- [Input]:

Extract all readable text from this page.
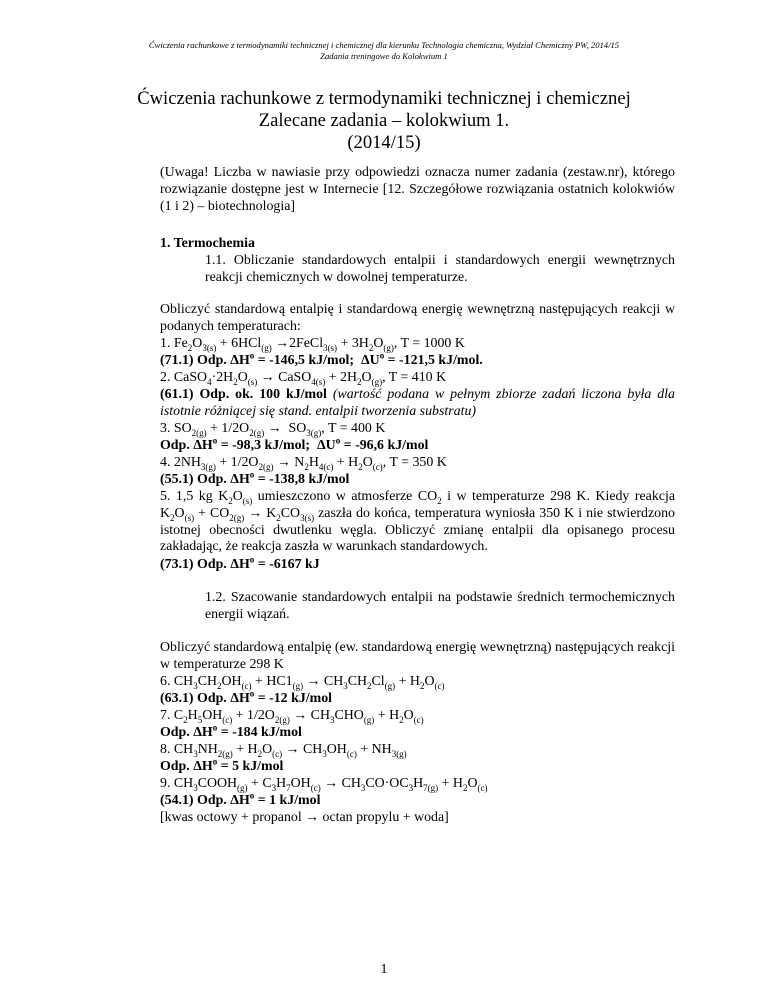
Ćwiczenia rachunkowe z termodynamiki technicznej i chemicznej dla kierunku Technologia chemiczna, Wydział Chemiczny PW, 2014/15
Zadania treningowe do Kolokwium 1
Ćwiczenia rachunkowe z termodynamiki technicznej i chemicznej
Zalecane zadania – kolokwium 1.
(2014/15)
(Uwaga! Liczba w nawiasie przy odpowiedzi oznacza numer zadania (zestaw.nr), którego rozwiązanie dostępne jest w Internecie [12. Szczegółowe rozwiązania ostatnich kolokwiów (1 i 2) – biotechnologia]
1. Termochemia
1.1. Obliczanie standardowych entalpii i standardowych energii wewnętrznych reakcji chemicznych w dowolnej temperaturze.
Obliczyć standardową entalpię i standardową energię wewnętrzną następujących reakcji w podanych temperaturach:
1. $Fe_2O_{3(s)} + 6HCl_{(g)}$ →2FeCl$_{3(s)}$ + $3H_2O_{(g)}$, T = 1000 K
(71.1) Odp. $\Delta H^o = -146,5$ kJ/mol;  $\Delta U^o = -121,5$ kJ/mol.
2. $CaSO_4\cdot 2H_2O_{(s)}$ → CaSO$_{4(s)}$ + $2H_2O_{(g)}$, T = 410 K
(61.1) Odp. ok. 100 kJ/mol (wartość podana w pełnym zbiorze zadań liczona była dla istotnie różniącej się stand. entalpii tworzenia substratu)
3. $SO_{2(g)} + 1/2O_{2(g)} \to SO_{3(g)}$, T = 400 K
Odp. $\Delta H^o = -98,3$ kJ/mol;  $\Delta U^o = -96,6$ kJ/mol
4. $2NH_{3(g)} + 1/2O_{2(g)} \to N_2H_{4(c)} + H_2O_{(c)}$, T = 350 K
(55.1) Odp. $\Delta H^o = -138,8$ kJ/mol
5. 1,5 kg $K_2O_{(s)}$ umieszczono w atmosferze $CO_2$ i w temperaturze 298 K. Kiedy reakcja $K_2O_{(s)} + CO_{2(g)} \to K_2CO_{3(s)}$ zaszła do końca, temperatura wyniosła 350 K i nie stwierdzono istotnej obecności dwutlenku węgla. Obliczyć zmianę entalpii dla opisanego procesu zakładając, że reakcja zaszła w warunkach standardowych.
(73.1) Odp. $\Delta H^o = -6167$ kJ
1.2. Szacowanie standardowych entalpii na podstawie średnich termochemicznych energii wiązań.
Obliczyć standardową entalpię (ew. standardową energię wewnętrzną) następujących reakcji w temperaturze 298 K
6. $CH_3CH_2OH_{(c)} + HC1_{(g)} \to CH_3CH_2Cl_{(g)} + H_2O_{(c)}$
(63.1) Odp. $\Delta H^o = -12$ kJ/mol
7. $C_2H_5OH_{(c)} + 1/2O_{2(g)} \to CH_3CHO_{(g)} + H_2O_{(c)}$
Odp. $\Delta H^o = -184$ kJ/mol
8. $CH_3NH_{2(g)} + H_2O_{(c)} \to CH_3OH_{(c)} + NH_{3(g)}$
Odp. $\Delta H^o = 5$ kJ/mol
9. $CH_3COOH_{(g)} + C_3H_7OH_{(c)} \to CH_3CO\cdot OC_3H_{7(g)} + H_2O_{(c)}$
(54.1) Odp. $\Delta H^o = 1$ kJ/mol
[kwas octowy + propanol → octan propylu + woda]
1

- [Requirement]: Return the listing above in full and without alteration, excluding its pictures.

- [The answer]:
Extract all readable text from this page.
Ćwiczenia rachunkowe z termodynamiki technicznej i chemicznej dla kierunku Technologia chemiczna, Wydział Chemiczny PW, 2014/15
Zadania treningowe do Kolokwium 1
Ćwiczenia rachunkowe z termodynamiki technicznej i chemicznej
Zalecane zadania – kolokwium 1.
(2014/15)
(Uwaga! Liczba w nawiasie przy odpowiedzi oznacza numer zadania (zestaw.nr), którego rozwiązanie dostępne jest w Internecie [12. Szczegółowe rozwiązania ostatnich kolokwiów (1 i 2) – biotechnologia]
1. Termochemia
1.1. Obliczanie standardowych entalpii i standardowych energii wewnętrznych reakcji chemicznych w dowolnej temperaturze.
Obliczyć standardową entalpię i standardową energię wewnętrzną następujących reakcji w podanych temperaturach:
1. $Fe_2O_{3(s)} + 6HCl_{(g)}$ →2FeCl$_{3(s)}$ + $3H_2O_{(g)}$, T = 1000 K
(71.1) Odp. $\Delta H^o = -146,5$ kJ/mol;  $\Delta U^o = -121,5$ kJ/mol.
2. $CaSO_4\cdot 2H_2O_{(s)}$ → CaSO$_{4(s)}$ + $2H_2O_{(g)}$, T = 410 K
(61.1) Odp. ok. 100 kJ/mol (wartość podana w pełnym zbiorze zadań liczona była dla istotnie różniącej się stand. entalpii tworzenia substratu)
3. $SO_{2(g)} + 1/2O_{2(g)} \to SO_{3(g)}$, T = 400 K
Odp. $\Delta H^o = -98,3$ kJ/mol;  $\Delta U^o = -96,6$ kJ/mol
4. $2NH_{3(g)} + 1/2O_{2(g)} \to N_2H_{4(c)} + H_2O_{(c)}$, T = 350 K
(55.1) Odp. $\Delta H^o = -138,8$ kJ/mol
5. 1,5 kg $K_2O_{(s)}$ umieszczono w atmosferze $CO_2$ i w temperaturze 298 K. Kiedy reakcja $K_2O_{(s)} + CO_{2(g)} \to K_2CO_{3(s)}$ zaszła do końca, temperatura wyniosła 350 K i nie stwierdzono istotnej obecności dwutlenku węgla. Obliczyć zmianę entalpii dla opisanego procesu zakładając, że reakcja zaszła w warunkach standardowych.
(73.1) Odp. $\Delta H^o = -6167$ kJ
1.2. Szacowanie standardowych entalpii na podstawie średnich termochemicznych energii wiązań.
Obliczyć standardową entalpię (ew. standardową energię wewnętrzną) następujących reakcji w temperaturze 298 K
6. $CH_3CH_2OH_{(c)} + HC1_{(g)} \to CH_3CH_2Cl_{(g)} + H_2O_{(c)}$
(63.1) Odp. $\Delta H^o = -12$ kJ/mol
7. $C_2H_5OH_{(c)} + 1/2O_{2(g)} \to CH_3CHO_{(g)} + H_2O_{(c)}$
Odp. $\Delta H^o = -184$ kJ/mol
8. $CH_3NH_{2(g)} + H_2O_{(c)} \to CH_3OH_{(c)} + NH_{3(g)}$
Odp. $\Delta H^o = 5$ kJ/mol
9. $CH_3COOH_{(g)} + C_3H_7OH_{(c)} \to CH_3CO\cdot OC_3H_{7(g)} + H_2O_{(c)}$
(54.1) Odp. $\Delta H^o = 1$ kJ/mol
[kwas octowy + propanol → octan propylu + woda]
1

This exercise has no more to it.